Without altering anything, output the material below.

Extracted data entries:
------------------------------------------------------------------------
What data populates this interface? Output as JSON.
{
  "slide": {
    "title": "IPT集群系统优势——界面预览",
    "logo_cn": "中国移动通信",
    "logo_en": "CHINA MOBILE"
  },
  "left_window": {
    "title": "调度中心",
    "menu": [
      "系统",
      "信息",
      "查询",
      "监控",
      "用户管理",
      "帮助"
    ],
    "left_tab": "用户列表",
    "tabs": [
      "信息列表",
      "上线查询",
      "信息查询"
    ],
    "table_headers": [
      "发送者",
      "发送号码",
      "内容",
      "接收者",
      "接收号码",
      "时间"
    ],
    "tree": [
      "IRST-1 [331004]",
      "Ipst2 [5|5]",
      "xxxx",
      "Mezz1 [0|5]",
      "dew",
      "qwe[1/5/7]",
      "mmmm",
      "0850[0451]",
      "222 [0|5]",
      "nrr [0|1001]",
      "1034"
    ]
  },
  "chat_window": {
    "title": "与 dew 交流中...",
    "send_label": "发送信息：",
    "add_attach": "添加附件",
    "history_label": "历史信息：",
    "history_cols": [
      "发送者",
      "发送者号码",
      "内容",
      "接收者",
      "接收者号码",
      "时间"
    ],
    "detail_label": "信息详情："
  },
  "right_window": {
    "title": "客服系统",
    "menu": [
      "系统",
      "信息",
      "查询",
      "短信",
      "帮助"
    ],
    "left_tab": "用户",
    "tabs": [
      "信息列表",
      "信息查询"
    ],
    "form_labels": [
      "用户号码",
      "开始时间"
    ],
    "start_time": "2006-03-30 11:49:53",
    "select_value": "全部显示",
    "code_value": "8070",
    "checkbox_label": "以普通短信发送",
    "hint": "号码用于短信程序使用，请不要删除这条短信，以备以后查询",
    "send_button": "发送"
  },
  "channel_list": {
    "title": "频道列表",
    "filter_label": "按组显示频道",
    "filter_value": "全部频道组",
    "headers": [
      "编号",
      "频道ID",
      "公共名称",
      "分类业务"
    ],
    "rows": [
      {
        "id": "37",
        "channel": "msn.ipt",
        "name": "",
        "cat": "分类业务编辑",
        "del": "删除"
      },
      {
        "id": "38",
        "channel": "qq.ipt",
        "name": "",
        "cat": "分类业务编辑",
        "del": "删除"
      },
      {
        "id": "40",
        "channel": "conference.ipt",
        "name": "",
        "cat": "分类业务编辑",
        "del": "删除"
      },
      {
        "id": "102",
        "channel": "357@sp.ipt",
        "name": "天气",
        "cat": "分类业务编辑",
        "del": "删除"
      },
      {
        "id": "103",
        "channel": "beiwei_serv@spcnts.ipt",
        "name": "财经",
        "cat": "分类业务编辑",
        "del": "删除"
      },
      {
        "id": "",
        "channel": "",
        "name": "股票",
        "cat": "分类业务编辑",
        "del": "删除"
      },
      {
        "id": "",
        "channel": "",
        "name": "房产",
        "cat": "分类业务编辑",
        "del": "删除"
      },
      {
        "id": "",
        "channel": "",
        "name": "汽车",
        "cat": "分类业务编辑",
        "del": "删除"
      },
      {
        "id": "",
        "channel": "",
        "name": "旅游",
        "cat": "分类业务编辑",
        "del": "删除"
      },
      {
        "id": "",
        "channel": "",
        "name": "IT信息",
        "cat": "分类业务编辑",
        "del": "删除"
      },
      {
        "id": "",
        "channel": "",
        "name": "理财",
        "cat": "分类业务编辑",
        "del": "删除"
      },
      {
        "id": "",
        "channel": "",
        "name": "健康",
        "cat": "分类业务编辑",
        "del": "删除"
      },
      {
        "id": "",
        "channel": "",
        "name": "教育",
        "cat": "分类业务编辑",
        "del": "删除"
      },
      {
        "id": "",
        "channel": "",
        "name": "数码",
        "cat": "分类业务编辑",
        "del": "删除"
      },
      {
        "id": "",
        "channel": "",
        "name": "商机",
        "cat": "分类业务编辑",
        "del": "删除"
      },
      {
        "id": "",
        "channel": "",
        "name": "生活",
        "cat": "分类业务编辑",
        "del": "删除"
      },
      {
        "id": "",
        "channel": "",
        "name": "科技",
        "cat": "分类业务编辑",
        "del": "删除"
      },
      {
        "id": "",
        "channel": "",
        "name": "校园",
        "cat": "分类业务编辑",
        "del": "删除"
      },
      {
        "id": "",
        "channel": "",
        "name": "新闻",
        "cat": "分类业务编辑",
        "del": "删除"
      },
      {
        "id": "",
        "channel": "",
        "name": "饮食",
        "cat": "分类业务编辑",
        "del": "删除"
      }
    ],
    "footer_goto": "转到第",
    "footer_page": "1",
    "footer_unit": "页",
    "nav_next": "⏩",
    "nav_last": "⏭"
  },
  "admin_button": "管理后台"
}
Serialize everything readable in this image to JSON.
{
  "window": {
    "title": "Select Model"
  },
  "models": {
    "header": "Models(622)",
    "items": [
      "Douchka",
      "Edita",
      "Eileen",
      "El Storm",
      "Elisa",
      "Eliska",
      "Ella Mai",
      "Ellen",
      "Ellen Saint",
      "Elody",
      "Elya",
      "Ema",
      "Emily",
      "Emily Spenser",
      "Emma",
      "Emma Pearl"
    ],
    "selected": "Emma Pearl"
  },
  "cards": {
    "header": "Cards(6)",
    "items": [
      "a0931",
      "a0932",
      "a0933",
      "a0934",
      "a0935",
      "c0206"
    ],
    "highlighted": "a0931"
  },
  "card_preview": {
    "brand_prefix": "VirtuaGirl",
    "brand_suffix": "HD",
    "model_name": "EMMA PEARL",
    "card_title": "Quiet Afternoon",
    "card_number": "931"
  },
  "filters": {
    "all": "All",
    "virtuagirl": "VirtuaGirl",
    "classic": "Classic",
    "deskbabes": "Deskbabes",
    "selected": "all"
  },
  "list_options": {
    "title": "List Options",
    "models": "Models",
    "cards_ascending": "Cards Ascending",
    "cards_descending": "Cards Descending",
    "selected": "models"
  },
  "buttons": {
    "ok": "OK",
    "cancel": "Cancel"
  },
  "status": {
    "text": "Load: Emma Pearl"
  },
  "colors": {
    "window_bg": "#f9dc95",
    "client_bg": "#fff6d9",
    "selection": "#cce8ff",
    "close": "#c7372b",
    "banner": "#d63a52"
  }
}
------------------------------------------------------------------------
(Complete answer):
What data populates this interface? Output as JSON.
{
  "slide": {
    "title": "IPT集群系统优势——界面预览",
    "logo_cn": "中国移动通信",
    "logo_en": "CHINA MOBILE"
  },
  "left_window": {
    "title": "调度中心",
    "menu": [
      "系统",
      "信息",
      "查询",
      "监控",
      "用户管理",
      "帮助"
    ],
    "left_tab": "用户列表",
    "tabs": [
      "信息列表",
      "上线查询",
      "信息查询"
    ],
    "table_headers": [
      "发送者",
      "发送号码",
      "内容",
      "接收者",
      "接收号码",
      "时间"
    ],
    "tree": [
      "IRST-1 [331004]",
      "Ipst2 [5|5]",
      "xxxx",
      "Mezz1 [0|5]",
      "dew",
      "qwe[1/5/7]",
      "mmmm",
      "0850[0451]",
      "222 [0|5]",
      "nrr [0|1001]",
      "1034"
    ]
  },
  "chat_window": {
    "title": "与 dew 交流中...",
    "send_label": "发送信息：",
    "add_attach": "添加附件",
    "history_label": "历史信息：",
    "history_cols": [
      "发送者",
      "发送者号码",
      "内容",
      "接收者",
      "接收者号码",
      "时间"
    ],
    "detail_label": "信息详情："
  },
  "right_window": {
    "title": "客服系统",
    "menu": [
      "系统",
      "信息",
      "查询",
      "短信",
      "帮助"
    ],
    "left_tab": "用户",
    "tabs": [
      "信息列表",
      "信息查询"
    ],
    "form_labels": [
      "用户号码",
      "开始时间"
    ],
    "start_time": "2006-03-30 11:49:53",
    "select_value": "全部显示",
    "code_value": "8070",
    "checkbox_label": "以普通短信发送",
    "hint": "号码用于短信程序使用，请不要删除这条短信，以备以后查询",
    "send_button": "发送"
  },
  "channel_list": {
    "title": "频道列表",
    "filter_label": "按组显示频道",
    "filter_value": "全部频道组",
    "headers": [
      "编号",
      "频道ID",
      "公共名称",
      "分类业务"
    ],
    "rows": [
      {
        "id": "37",
        "channel": "msn.ipt",
        "name": "",
        "cat": "分类业务编辑",
        "del": "删除"
      },
      {
        "id": "38",
        "channel": "qq.ipt",
        "name": "",
        "cat": "分类业务编辑",
        "del": "删除"
      },
      {
        "id": "40",
        "channel": "conference.ipt",
        "name": "",
        "cat": "分类业务编辑",
        "del": "删除"
      },
      {
        "id": "102",
        "channel": "357@sp.ipt",
        "name": "天气",
        "cat": "分类业务编辑",
        "del": "删除"
      },
      {
        "id": "103",
        "channel": "beiwei_serv@spcnts.ipt",
        "name": "财经",
        "cat": "分类业务编辑",
        "del": "删除"
      },
      {
        "id": "",
        "channel": "",
        "name": "股票",
        "cat": "分类业务编辑",
        "del": "删除"
      },
      {
        "id": "",
        "channel": "",
        "name": "房产",
        "cat": "分类业务编辑",
        "del": "删除"
      },
      {
        "id": "",
        "channel": "",
        "name": "汽车",
        "cat": "分类业务编辑",
        "del": "删除"
      },
      {
        "id": "",
        "channel": "",
        "name": "旅游",
        "cat": "分类业务编辑",
        "del": "删除"
      },
      {
        "id": "",
        "channel": "",
        "name": "IT信息",
        "cat": "分类业务编辑",
        "del": "删除"
      },
      {
        "id": "",
        "channel": "",
        "name": "理财",
        "cat": "分类业务编辑",
        "del": "删除"
      },
      {
        "id": "",
        "channel": "",
        "name": "健康",
        "cat": "分类业务编辑",
        "del": "删除"
      },
      {
        "id": "",
        "channel": "",
        "name": "教育",
        "cat": "分类业务编辑",
        "del": "删除"
      },
      {
        "id": "",
        "channel": "",
        "name": "数码",
        "cat": "分类业务编辑",
        "del": "删除"
      },
      {
        "id": "",
        "channel": "",
        "name": "商机",
        "cat": "分类业务编辑",
        "del": "删除"
      },
      {
        "id": "",
        "channel": "",
        "name": "生活",
        "cat": "分类业务编辑",
        "del": "删除"
      },
      {
        "id": "",
        "channel": "",
        "name": "科技",
        "cat": "分类业务编辑",
        "del": "删除"
      },
      {
        "id": "",
        "channel": "",
        "name": "校园",
        "cat": "分类业务编辑",
        "del": "删除"
      },
      {
        "id": "",
        "channel": "",
        "name": "新闻",
        "cat": "分类业务编辑",
        "del": "删除"
      },
      {
        "id": "",
        "channel": "",
        "name": "饮食",
        "cat": "分类业务编辑",
        "del": "删除"
      }
    ],
    "footer_goto": "转到第",
    "footer_page": "1",
    "footer_unit": "页",
    "nav_next": "⏩",
    "nav_last": "⏭"
  },
  "admin_button": "管理后台"
}
Serialize everything readable in this image to JSON.
{
  "window": {
    "title": "Select Model"
  },
  "models": {
    "header": "Models(622)",
    "items": [
      "Douchka",
      "Edita",
      "Eileen",
      "El Storm",
      "Elisa",
      "Eliska",
      "Ella Mai",
      "Ellen",
      "Ellen Saint",
      "Elody",
      "Elya",
      "Ema",
      "Emily",
      "Emily Spenser",
      "Emma",
      "Emma Pearl"
    ],
    "selected": "Emma Pearl"
  },
  "cards": {
    "header": "Cards(6)",
    "items": [
      "a0931",
      "a0932",
      "a0933",
      "a0934",
      "a0935",
      "c0206"
    ],
    "highlighted": "a0931"
  },
  "card_preview": {
    "brand_prefix": "VirtuaGirl",
    "brand_suffix": "HD",
    "model_name": "EMMA PEARL",
    "card_title": "Quiet Afternoon",
    "card_number": "931"
  },
  "filters": {
    "all": "All",
    "virtuagirl": "VirtuaGirl",
    "classic": "Classic",
    "deskbabes": "Deskbabes",
    "selected": "all"
  },
  "list_options": {
    "title": "List Options",
    "models": "Models",
    "cards_ascending": "Cards Ascending",
    "cards_descending": "Cards Descending",
    "selected": "models"
  },
  "buttons": {
    "ok": "OK",
    "cancel": "Cancel"
  },
  "status": {
    "text": "Load: Emma Pearl"
  },
  "colors": {
    "window_bg": "#f9dc95",
    "client_bg": "#fff6d9",
    "selection": "#cce8ff",
    "close": "#c7372b",
    "banner": "#d63a52"
  }
}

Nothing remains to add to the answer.